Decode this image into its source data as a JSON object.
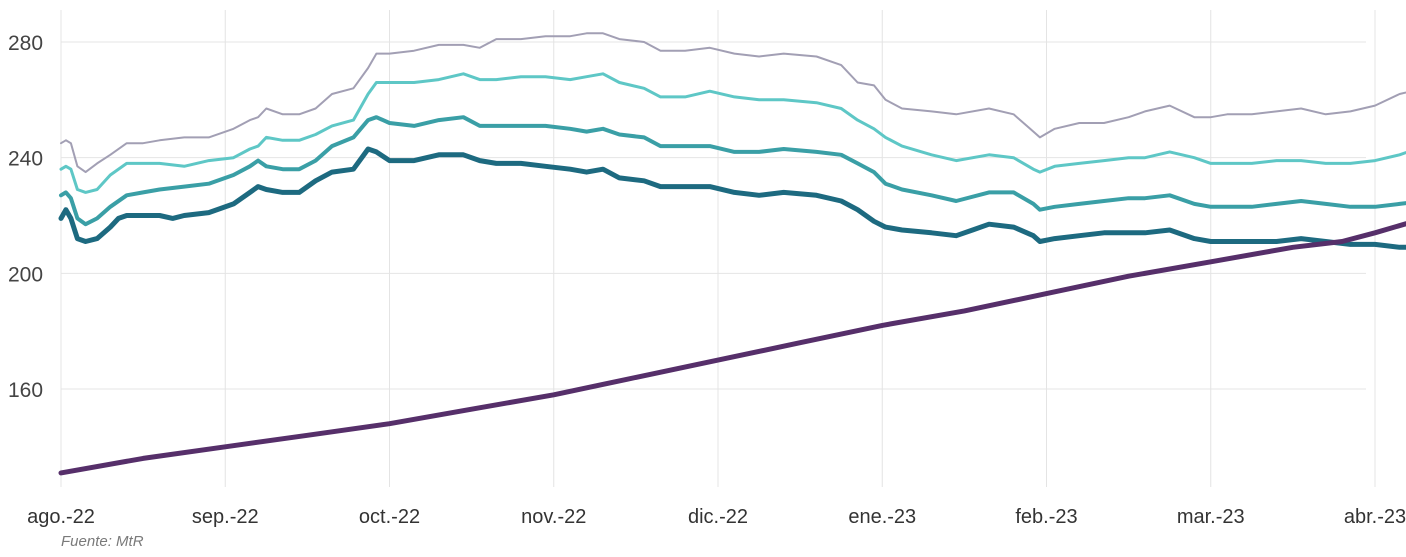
{
  "source": "Fuente: MtR",
  "chart_data": {
    "type": "line",
    "title": "",
    "xlabel": "",
    "ylabel": "",
    "x_ticks": [
      "ago.-22",
      "sep.-22",
      "oct.-22",
      "nov.-22",
      "dic.-22",
      "ene.-23",
      "feb.-23",
      "mar.-23",
      "abr.-23"
    ],
    "y_ticks": [
      160,
      200,
      240,
      280
    ],
    "ylim": [
      125,
      290
    ],
    "grid": true,
    "legend": "none",
    "series": [
      {
        "color": "#a29fb4",
        "end_label": "265",
        "values": [
          [
            0,
            245
          ],
          [
            0.03,
            246
          ],
          [
            0.06,
            245
          ],
          [
            0.1,
            237
          ],
          [
            0.15,
            235
          ],
          [
            0.22,
            238
          ],
          [
            0.3,
            241
          ],
          [
            0.4,
            245
          ],
          [
            0.5,
            245
          ],
          [
            0.6,
            246
          ],
          [
            0.75,
            247
          ],
          [
            0.9,
            247
          ],
          [
            1.05,
            250
          ],
          [
            1.15,
            253
          ],
          [
            1.2,
            254
          ],
          [
            1.25,
            257
          ],
          [
            1.35,
            255
          ],
          [
            1.45,
            255
          ],
          [
            1.55,
            257
          ],
          [
            1.65,
            262
          ],
          [
            1.78,
            264
          ],
          [
            1.87,
            271
          ],
          [
            1.92,
            276
          ],
          [
            2.0,
            276
          ],
          [
            2.15,
            277
          ],
          [
            2.3,
            279
          ],
          [
            2.45,
            279
          ],
          [
            2.55,
            278
          ],
          [
            2.65,
            281
          ],
          [
            2.8,
            281
          ],
          [
            2.95,
            282
          ],
          [
            3.1,
            282
          ],
          [
            3.2,
            283
          ],
          [
            3.3,
            283
          ],
          [
            3.4,
            281
          ],
          [
            3.55,
            280
          ],
          [
            3.65,
            277
          ],
          [
            3.8,
            277
          ],
          [
            3.95,
            278
          ],
          [
            4.1,
            276
          ],
          [
            4.25,
            275
          ],
          [
            4.4,
            276
          ],
          [
            4.6,
            275
          ],
          [
            4.75,
            272
          ],
          [
            4.85,
            266
          ],
          [
            4.95,
            265
          ],
          [
            5.02,
            260
          ],
          [
            5.12,
            257
          ],
          [
            5.3,
            256
          ],
          [
            5.45,
            255
          ],
          [
            5.65,
            257
          ],
          [
            5.8,
            255
          ],
          [
            5.92,
            249
          ],
          [
            5.96,
            247
          ],
          [
            6.05,
            250
          ],
          [
            6.2,
            252
          ],
          [
            6.35,
            252
          ],
          [
            6.5,
            254
          ],
          [
            6.6,
            256
          ],
          [
            6.75,
            258
          ],
          [
            6.9,
            254
          ],
          [
            7.0,
            254
          ],
          [
            7.1,
            255
          ],
          [
            7.25,
            255
          ],
          [
            7.4,
            256
          ],
          [
            7.55,
            257
          ],
          [
            7.7,
            255
          ],
          [
            7.85,
            256
          ],
          [
            8.0,
            258
          ],
          [
            8.15,
            262
          ],
          [
            8.3,
            264
          ],
          [
            8.45,
            265
          ],
          [
            8.5,
            263
          ],
          [
            8.56,
            265
          ]
        ]
      },
      {
        "color": "#5ec7c6",
        "end_label": "246",
        "values": [
          [
            0,
            236
          ],
          [
            0.03,
            237
          ],
          [
            0.06,
            236
          ],
          [
            0.1,
            229
          ],
          [
            0.15,
            228
          ],
          [
            0.22,
            229
          ],
          [
            0.3,
            234
          ],
          [
            0.4,
            238
          ],
          [
            0.5,
            238
          ],
          [
            0.6,
            238
          ],
          [
            0.75,
            237
          ],
          [
            0.9,
            239
          ],
          [
            1.05,
            240
          ],
          [
            1.15,
            243
          ],
          [
            1.2,
            244
          ],
          [
            1.25,
            247
          ],
          [
            1.35,
            246
          ],
          [
            1.45,
            246
          ],
          [
            1.55,
            248
          ],
          [
            1.65,
            251
          ],
          [
            1.78,
            253
          ],
          [
            1.87,
            262
          ],
          [
            1.92,
            266
          ],
          [
            2.0,
            266
          ],
          [
            2.15,
            266
          ],
          [
            2.3,
            267
          ],
          [
            2.45,
            269
          ],
          [
            2.55,
            267
          ],
          [
            2.65,
            267
          ],
          [
            2.8,
            268
          ],
          [
            2.95,
            268
          ],
          [
            3.1,
            267
          ],
          [
            3.2,
            268
          ],
          [
            3.3,
            269
          ],
          [
            3.4,
            266
          ],
          [
            3.55,
            264
          ],
          [
            3.65,
            261
          ],
          [
            3.8,
            261
          ],
          [
            3.95,
            263
          ],
          [
            4.1,
            261
          ],
          [
            4.25,
            260
          ],
          [
            4.4,
            260
          ],
          [
            4.6,
            259
          ],
          [
            4.75,
            257
          ],
          [
            4.85,
            253
          ],
          [
            4.95,
            250
          ],
          [
            5.02,
            247
          ],
          [
            5.12,
            244
          ],
          [
            5.3,
            241
          ],
          [
            5.45,
            239
          ],
          [
            5.65,
            241
          ],
          [
            5.8,
            240
          ],
          [
            5.92,
            236
          ],
          [
            5.96,
            235
          ],
          [
            6.05,
            237
          ],
          [
            6.2,
            238
          ],
          [
            6.35,
            239
          ],
          [
            6.5,
            240
          ],
          [
            6.6,
            240
          ],
          [
            6.75,
            242
          ],
          [
            6.9,
            240
          ],
          [
            7.0,
            238
          ],
          [
            7.1,
            238
          ],
          [
            7.25,
            238
          ],
          [
            7.4,
            239
          ],
          [
            7.55,
            239
          ],
          [
            7.7,
            238
          ],
          [
            7.85,
            238
          ],
          [
            8.0,
            239
          ],
          [
            8.15,
            241
          ],
          [
            8.3,
            244
          ],
          [
            8.45,
            246
          ],
          [
            8.5,
            244
          ],
          [
            8.56,
            246
          ]
        ]
      },
      {
        "color": "#3a9fa6",
        "end_label": "226",
        "values": [
          [
            0,
            227
          ],
          [
            0.03,
            228
          ],
          [
            0.06,
            226
          ],
          [
            0.1,
            219
          ],
          [
            0.15,
            217
          ],
          [
            0.22,
            219
          ],
          [
            0.3,
            223
          ],
          [
            0.4,
            227
          ],
          [
            0.5,
            228
          ],
          [
            0.6,
            229
          ],
          [
            0.75,
            230
          ],
          [
            0.9,
            231
          ],
          [
            1.05,
            234
          ],
          [
            1.15,
            237
          ],
          [
            1.2,
            239
          ],
          [
            1.25,
            237
          ],
          [
            1.35,
            236
          ],
          [
            1.45,
            236
          ],
          [
            1.55,
            239
          ],
          [
            1.65,
            244
          ],
          [
            1.78,
            247
          ],
          [
            1.87,
            253
          ],
          [
            1.92,
            254
          ],
          [
            2.0,
            252
          ],
          [
            2.15,
            251
          ],
          [
            2.3,
            253
          ],
          [
            2.45,
            254
          ],
          [
            2.55,
            251
          ],
          [
            2.65,
            251
          ],
          [
            2.8,
            251
          ],
          [
            2.95,
            251
          ],
          [
            3.1,
            250
          ],
          [
            3.2,
            249
          ],
          [
            3.3,
            250
          ],
          [
            3.4,
            248
          ],
          [
            3.55,
            247
          ],
          [
            3.65,
            244
          ],
          [
            3.8,
            244
          ],
          [
            3.95,
            244
          ],
          [
            4.1,
            242
          ],
          [
            4.25,
            242
          ],
          [
            4.4,
            243
          ],
          [
            4.6,
            242
          ],
          [
            4.75,
            241
          ],
          [
            4.85,
            238
          ],
          [
            4.95,
            235
          ],
          [
            5.02,
            231
          ],
          [
            5.12,
            229
          ],
          [
            5.3,
            227
          ],
          [
            5.45,
            225
          ],
          [
            5.65,
            228
          ],
          [
            5.8,
            228
          ],
          [
            5.92,
            224
          ],
          [
            5.96,
            222
          ],
          [
            6.05,
            223
          ],
          [
            6.2,
            224
          ],
          [
            6.35,
            225
          ],
          [
            6.5,
            226
          ],
          [
            6.6,
            226
          ],
          [
            6.75,
            227
          ],
          [
            6.9,
            224
          ],
          [
            7.0,
            223
          ],
          [
            7.1,
            223
          ],
          [
            7.25,
            223
          ],
          [
            7.4,
            224
          ],
          [
            7.55,
            225
          ],
          [
            7.7,
            224
          ],
          [
            7.85,
            223
          ],
          [
            8.0,
            223
          ],
          [
            8.15,
            224
          ],
          [
            8.3,
            225
          ],
          [
            8.45,
            225
          ],
          [
            8.5,
            224
          ],
          [
            8.56,
            226
          ]
        ]
      },
      {
        "color": "#1d6a80",
        "end_label": "209",
        "values": [
          [
            0,
            219
          ],
          [
            0.03,
            222
          ],
          [
            0.06,
            219
          ],
          [
            0.1,
            212
          ],
          [
            0.15,
            211
          ],
          [
            0.22,
            212
          ],
          [
            0.3,
            216
          ],
          [
            0.35,
            219
          ],
          [
            0.4,
            220
          ],
          [
            0.5,
            220
          ],
          [
            0.6,
            220
          ],
          [
            0.68,
            219
          ],
          [
            0.75,
            220
          ],
          [
            0.9,
            221
          ],
          [
            1.05,
            224
          ],
          [
            1.15,
            228
          ],
          [
            1.2,
            230
          ],
          [
            1.25,
            229
          ],
          [
            1.35,
            228
          ],
          [
            1.45,
            228
          ],
          [
            1.55,
            232
          ],
          [
            1.65,
            235
          ],
          [
            1.78,
            236
          ],
          [
            1.87,
            243
          ],
          [
            1.92,
            242
          ],
          [
            2.0,
            239
          ],
          [
            2.15,
            239
          ],
          [
            2.3,
            241
          ],
          [
            2.45,
            241
          ],
          [
            2.55,
            239
          ],
          [
            2.65,
            238
          ],
          [
            2.8,
            238
          ],
          [
            2.95,
            237
          ],
          [
            3.1,
            236
          ],
          [
            3.2,
            235
          ],
          [
            3.3,
            236
          ],
          [
            3.4,
            233
          ],
          [
            3.55,
            232
          ],
          [
            3.65,
            230
          ],
          [
            3.8,
            230
          ],
          [
            3.95,
            230
          ],
          [
            4.1,
            228
          ],
          [
            4.25,
            227
          ],
          [
            4.4,
            228
          ],
          [
            4.6,
            227
          ],
          [
            4.75,
            225
          ],
          [
            4.85,
            222
          ],
          [
            4.95,
            218
          ],
          [
            5.02,
            216
          ],
          [
            5.12,
            215
          ],
          [
            5.3,
            214
          ],
          [
            5.45,
            213
          ],
          [
            5.55,
            215
          ],
          [
            5.65,
            217
          ],
          [
            5.8,
            216
          ],
          [
            5.92,
            213
          ],
          [
            5.96,
            211
          ],
          [
            6.05,
            212
          ],
          [
            6.2,
            213
          ],
          [
            6.35,
            214
          ],
          [
            6.5,
            214
          ],
          [
            6.6,
            214
          ],
          [
            6.75,
            215
          ],
          [
            6.9,
            212
          ],
          [
            7.0,
            211
          ],
          [
            7.1,
            211
          ],
          [
            7.25,
            211
          ],
          [
            7.4,
            211
          ],
          [
            7.55,
            212
          ],
          [
            7.7,
            211
          ],
          [
            7.85,
            210
          ],
          [
            8.0,
            210
          ],
          [
            8.15,
            209
          ],
          [
            8.3,
            209
          ],
          [
            8.45,
            209
          ],
          [
            8.56,
            209
          ]
        ]
      },
      {
        "color": "#562f6a",
        "end_label": "",
        "values": [
          [
            0,
            131
          ],
          [
            0.5,
            136
          ],
          [
            1.0,
            140
          ],
          [
            1.5,
            144
          ],
          [
            2.0,
            148
          ],
          [
            2.5,
            153
          ],
          [
            3.0,
            158
          ],
          [
            3.5,
            164
          ],
          [
            4.0,
            170
          ],
          [
            4.5,
            176
          ],
          [
            5.0,
            182
          ],
          [
            5.5,
            187
          ],
          [
            6.0,
            193
          ],
          [
            6.5,
            199
          ],
          [
            7.0,
            204
          ],
          [
            7.5,
            209
          ],
          [
            7.8,
            211
          ],
          [
            8.0,
            214
          ],
          [
            8.3,
            219
          ],
          [
            8.56,
            209
          ]
        ]
      }
    ]
  }
}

··········

WHAT IS REQUIRED: Establish how many lines of the material above hold the word "source". Nothing but the count should be returned.

CORRECT RESULT: 2